**Work required:** Write out the material exactly, leaving every picture behind.

**Input:**
-- start --
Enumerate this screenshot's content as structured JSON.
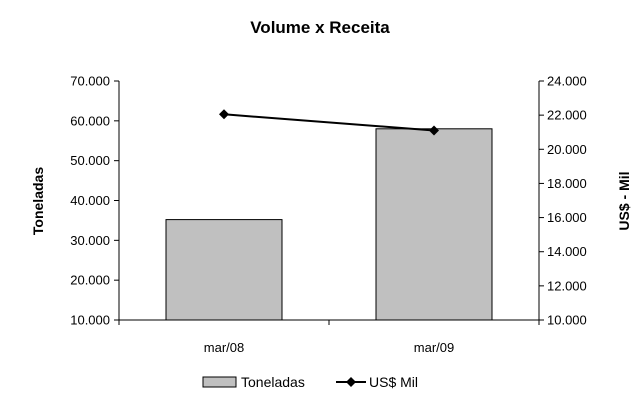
{
  "chart_data": {
    "type": "bar",
    "title": "Volume x Receita",
    "categories": [
      "mar/08",
      "mar/09"
    ],
    "series": [
      {
        "name": "Toneladas",
        "type": "bar",
        "axis": "left",
        "values": [
          35200,
          58000
        ],
        "color": "#C0C0C0"
      },
      {
        "name": "US$ Mil",
        "type": "line",
        "axis": "right",
        "values": [
          22050,
          21100
        ],
        "color": "#000000"
      }
    ],
    "ylabel": "Toneladas",
    "y2label": "US$ - Mil",
    "ylim": [
      10000,
      70000
    ],
    "y2lim": [
      10000,
      24000
    ],
    "yticks": [
      "10.000",
      "20.000",
      "30.000",
      "40.000",
      "50.000",
      "60.000",
      "70.000"
    ],
    "y2ticks": [
      "10.000",
      "12.000",
      "14.000",
      "16.000",
      "18.000",
      "20.000",
      "22.000",
      "24.000"
    ],
    "grid": false,
    "legend_position": "bottom"
  }
}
-- end --
**Task solution:**
Enumerate this screenshot's content as structured JSON.
{
  "chart_data": {
    "type": "bar",
    "title": "Volume x Receita",
    "categories": [
      "mar/08",
      "mar/09"
    ],
    "series": [
      {
        "name": "Toneladas",
        "type": "bar",
        "axis": "left",
        "values": [
          35200,
          58000
        ],
        "color": "#C0C0C0"
      },
      {
        "name": "US$ Mil",
        "type": "line",
        "axis": "right",
        "values": [
          22050,
          21100
        ],
        "color": "#000000"
      }
    ],
    "ylabel": "Toneladas",
    "y2label": "US$ - Mil",
    "ylim": [
      10000,
      70000
    ],
    "y2lim": [
      10000,
      24000
    ],
    "yticks": [
      "10.000",
      "20.000",
      "30.000",
      "40.000",
      "50.000",
      "60.000",
      "70.000"
    ],
    "y2ticks": [
      "10.000",
      "12.000",
      "14.000",
      "16.000",
      "18.000",
      "20.000",
      "22.000",
      "24.000"
    ],
    "grid": false,
    "legend_position": "bottom"
  }
}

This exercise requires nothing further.